Collected data:
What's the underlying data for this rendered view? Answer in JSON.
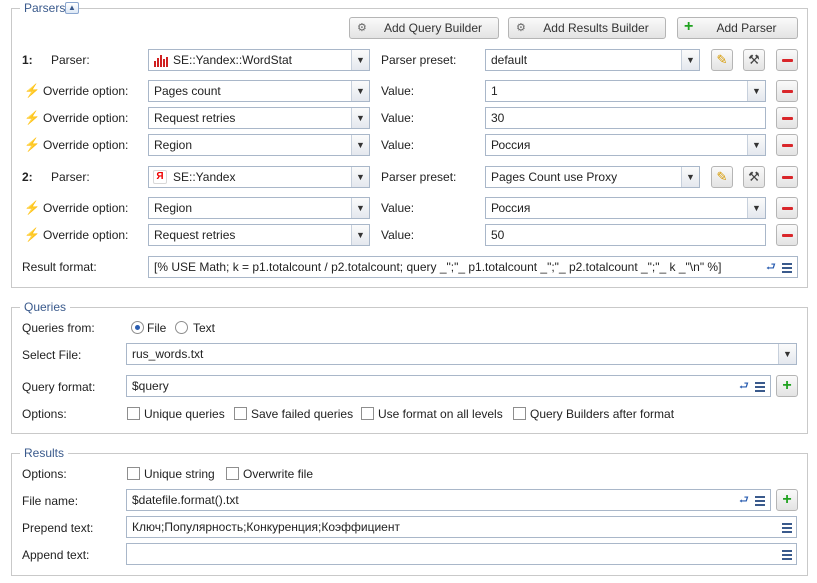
{
  "parsers": {
    "legend": "Parsers",
    "add_query_builder": "Add Query Builder",
    "add_results_builder": "Add Results Builder",
    "add_parser": "Add Parser",
    "parser_label": "Parser:",
    "preset_label": "Parser preset:",
    "override_label": "Override option:",
    "value_label": "Value:",
    "result_format_label": "Result format:",
    "result_format": "[% USE Math; k = p1.totalcount / p2.totalcount; query _\";\"_ p1.totalcount _\";\"_ p2.totalcount _\";\"_ k _\"\\n\" %]",
    "p1": {
      "num": "1:",
      "name": "SE::Yandex::WordStat",
      "preset": "default",
      "overrides": [
        {
          "option": "Pages count",
          "value": "1"
        },
        {
          "option": "Request retries",
          "value": "30"
        },
        {
          "option": "Region",
          "value": "Россия"
        }
      ]
    },
    "p2": {
      "num": "2:",
      "name": "SE::Yandex",
      "preset": "Pages Count use Proxy",
      "overrides": [
        {
          "option": "Region",
          "value": "Россия"
        },
        {
          "option": "Request retries",
          "value": "50"
        }
      ]
    }
  },
  "queries": {
    "legend": "Queries",
    "from_label": "Queries from:",
    "file_option": "File",
    "text_option": "Text",
    "select_file_label": "Select File:",
    "file": "rus_words.txt",
    "format_label": "Query format:",
    "format": "$query",
    "options_label": "Options:",
    "opt1": "Unique queries",
    "opt2": "Save failed queries",
    "opt3": "Use format on all levels",
    "opt4": "Query Builders after format"
  },
  "results": {
    "legend": "Results",
    "options_label": "Options:",
    "opt1": "Unique string",
    "opt2": "Overwrite file",
    "filename_label": "File name:",
    "filename": "$datefile.format().txt",
    "prepend_label": "Prepend text:",
    "prepend": "Ключ;Популярность;Конкуренция;Коэффициент",
    "append_label": "Append text:",
    "append": ""
  }
}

* **WHAT YOU ARE ASKED TO DO**
Identify the lines in the records above that contain the word "Pages", then state how many there are and nothing more.

* **COMPLETED TASK**
2